» **Data for this task**
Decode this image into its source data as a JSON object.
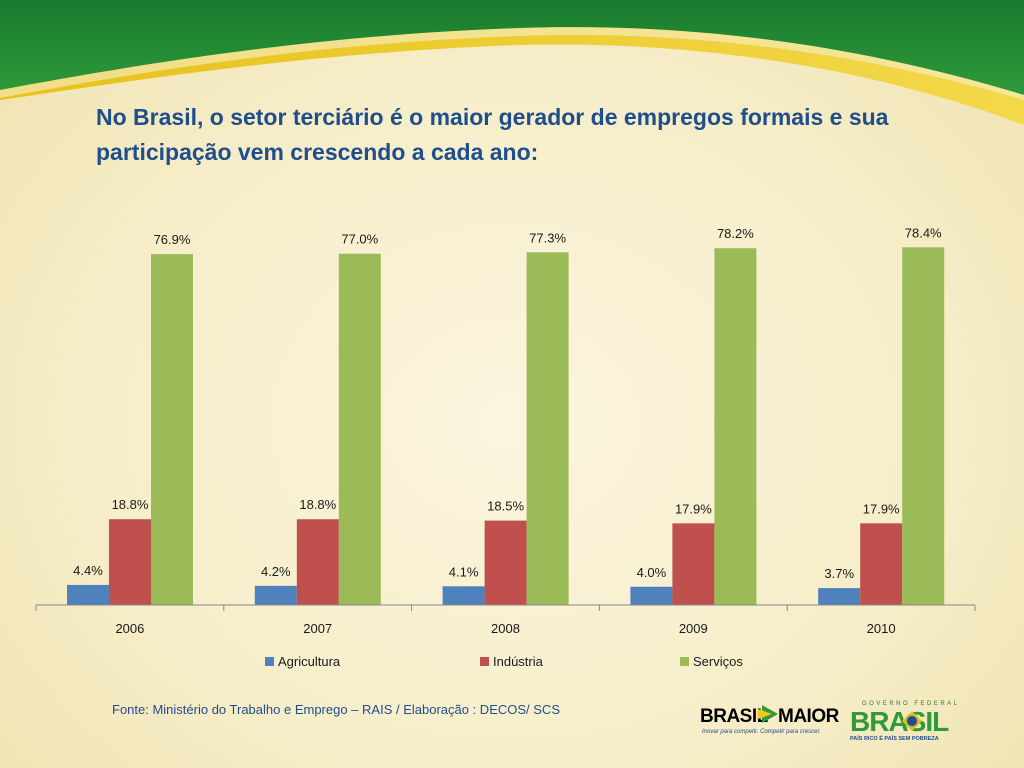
{
  "title": "No Brasil, o setor terciário é o maior gerador de empregos formais e sua participação vem crescendo a cada ano:",
  "source": "Fonte: Ministério do Trabalho e Emprego – RAIS / Elaboração : DECOS/ SCS",
  "logos": {
    "brasil_maior": {
      "text_left": "BRASIL",
      "text_right": "MAIOR",
      "tagline": "Inovar para competir. Competir para crescer."
    },
    "governo": {
      "top": "GOVERNO FEDERAL",
      "main": "BRASIL",
      "tagline": "PAÍS RICO É PAÍS SEM POBREZA"
    }
  },
  "colors": {
    "agricultura": "#4f81bd",
    "industria": "#c0504d",
    "servicos": "#9bbb59",
    "title": "#1f4e8c"
  },
  "chart_data": {
    "type": "bar",
    "categories": [
      "2006",
      "2007",
      "2008",
      "2009",
      "2010"
    ],
    "series": [
      {
        "name": "Agricultura",
        "values": [
          4.4,
          4.2,
          4.1,
          4.0,
          3.7
        ],
        "labels": [
          "4.4%",
          "4.2%",
          "4.1%",
          "4.0%",
          "3.7%"
        ],
        "color": "#4f81bd"
      },
      {
        "name": "Indústria",
        "values": [
          18.8,
          18.8,
          18.5,
          17.9,
          17.9
        ],
        "labels": [
          "18.8%",
          "18.8%",
          "18.5%",
          "17.9%",
          "17.9%"
        ],
        "color": "#c0504d"
      },
      {
        "name": "Serviços",
        "values": [
          76.9,
          77.0,
          77.3,
          78.2,
          78.4
        ],
        "labels": [
          "76.9%",
          "77.0%",
          "77.3%",
          "78.2%",
          "78.4%"
        ],
        "color": "#9bbb59"
      }
    ],
    "ylim": [
      0,
      80
    ],
    "legend": "bottom",
    "grid": false
  }
}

» **Exercise**
State, as a bare number, how many lines of the listing hold the word "source".

» **Exercise answer**
2